● Exercise materials
- - - - - - -

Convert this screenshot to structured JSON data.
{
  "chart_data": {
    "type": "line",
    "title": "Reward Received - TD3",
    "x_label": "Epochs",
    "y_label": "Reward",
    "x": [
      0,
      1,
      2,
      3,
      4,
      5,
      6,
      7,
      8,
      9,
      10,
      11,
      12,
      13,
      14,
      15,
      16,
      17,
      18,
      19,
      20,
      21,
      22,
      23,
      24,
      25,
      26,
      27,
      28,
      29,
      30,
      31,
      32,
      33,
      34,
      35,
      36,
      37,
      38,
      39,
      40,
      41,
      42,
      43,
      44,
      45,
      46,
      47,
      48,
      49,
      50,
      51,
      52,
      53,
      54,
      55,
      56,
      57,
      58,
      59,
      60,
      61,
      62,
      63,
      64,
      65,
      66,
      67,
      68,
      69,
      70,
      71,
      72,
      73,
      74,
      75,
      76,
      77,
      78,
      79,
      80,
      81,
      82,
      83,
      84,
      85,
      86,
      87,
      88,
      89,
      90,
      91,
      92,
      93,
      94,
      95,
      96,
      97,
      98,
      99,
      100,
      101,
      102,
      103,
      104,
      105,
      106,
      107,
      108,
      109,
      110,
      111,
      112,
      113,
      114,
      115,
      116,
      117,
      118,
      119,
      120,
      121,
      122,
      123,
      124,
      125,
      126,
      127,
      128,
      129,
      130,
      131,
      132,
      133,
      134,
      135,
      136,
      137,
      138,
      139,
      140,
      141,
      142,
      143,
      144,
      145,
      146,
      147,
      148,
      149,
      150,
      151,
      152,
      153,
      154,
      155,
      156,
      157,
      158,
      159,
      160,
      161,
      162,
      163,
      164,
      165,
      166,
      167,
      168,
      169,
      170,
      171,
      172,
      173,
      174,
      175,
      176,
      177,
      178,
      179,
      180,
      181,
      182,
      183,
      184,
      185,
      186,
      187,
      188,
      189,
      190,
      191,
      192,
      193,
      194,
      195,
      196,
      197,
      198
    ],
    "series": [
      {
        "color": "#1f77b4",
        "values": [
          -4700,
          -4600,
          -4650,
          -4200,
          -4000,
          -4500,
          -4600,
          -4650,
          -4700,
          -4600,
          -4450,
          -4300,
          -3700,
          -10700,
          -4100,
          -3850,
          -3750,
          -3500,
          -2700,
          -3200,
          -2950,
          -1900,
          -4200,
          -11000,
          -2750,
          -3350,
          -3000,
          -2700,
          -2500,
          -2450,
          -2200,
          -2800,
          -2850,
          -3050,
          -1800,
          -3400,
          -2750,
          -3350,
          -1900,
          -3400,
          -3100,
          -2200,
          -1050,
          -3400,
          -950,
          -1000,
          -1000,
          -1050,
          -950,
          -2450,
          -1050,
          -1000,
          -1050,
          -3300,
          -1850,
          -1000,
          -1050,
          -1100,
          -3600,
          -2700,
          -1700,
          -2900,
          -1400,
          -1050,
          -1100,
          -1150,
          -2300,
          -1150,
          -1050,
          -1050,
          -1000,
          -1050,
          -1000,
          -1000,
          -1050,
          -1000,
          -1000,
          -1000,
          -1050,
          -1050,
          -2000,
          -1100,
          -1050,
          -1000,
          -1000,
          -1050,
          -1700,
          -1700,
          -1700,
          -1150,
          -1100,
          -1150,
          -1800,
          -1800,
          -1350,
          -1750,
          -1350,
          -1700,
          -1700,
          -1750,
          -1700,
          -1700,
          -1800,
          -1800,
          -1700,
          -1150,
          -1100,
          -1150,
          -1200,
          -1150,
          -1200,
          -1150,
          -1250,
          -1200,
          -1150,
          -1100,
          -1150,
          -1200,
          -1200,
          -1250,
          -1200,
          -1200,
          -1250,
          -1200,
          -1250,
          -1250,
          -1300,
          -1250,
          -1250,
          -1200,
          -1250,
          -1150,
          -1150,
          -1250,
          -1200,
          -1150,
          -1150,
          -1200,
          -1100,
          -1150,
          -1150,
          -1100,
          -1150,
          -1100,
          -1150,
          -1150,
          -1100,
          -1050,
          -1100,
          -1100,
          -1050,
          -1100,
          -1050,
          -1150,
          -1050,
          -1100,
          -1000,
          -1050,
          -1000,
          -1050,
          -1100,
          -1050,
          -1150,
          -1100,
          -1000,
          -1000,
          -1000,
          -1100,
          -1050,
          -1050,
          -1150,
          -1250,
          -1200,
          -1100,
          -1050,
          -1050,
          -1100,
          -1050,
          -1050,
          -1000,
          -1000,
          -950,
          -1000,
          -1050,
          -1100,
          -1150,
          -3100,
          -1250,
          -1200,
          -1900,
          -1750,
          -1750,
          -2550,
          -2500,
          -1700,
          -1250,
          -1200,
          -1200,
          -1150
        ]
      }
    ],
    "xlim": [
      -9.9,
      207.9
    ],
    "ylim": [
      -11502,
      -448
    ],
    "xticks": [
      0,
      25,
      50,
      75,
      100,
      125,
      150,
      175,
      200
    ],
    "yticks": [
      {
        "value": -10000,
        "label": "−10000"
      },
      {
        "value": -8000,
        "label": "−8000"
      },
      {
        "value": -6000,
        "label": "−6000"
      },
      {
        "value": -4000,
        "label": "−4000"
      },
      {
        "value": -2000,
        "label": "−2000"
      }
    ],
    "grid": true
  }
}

- - - - - - -

● Do this
The answer is one number: how many lines of the material above contain "Reward".

● Result of the task
2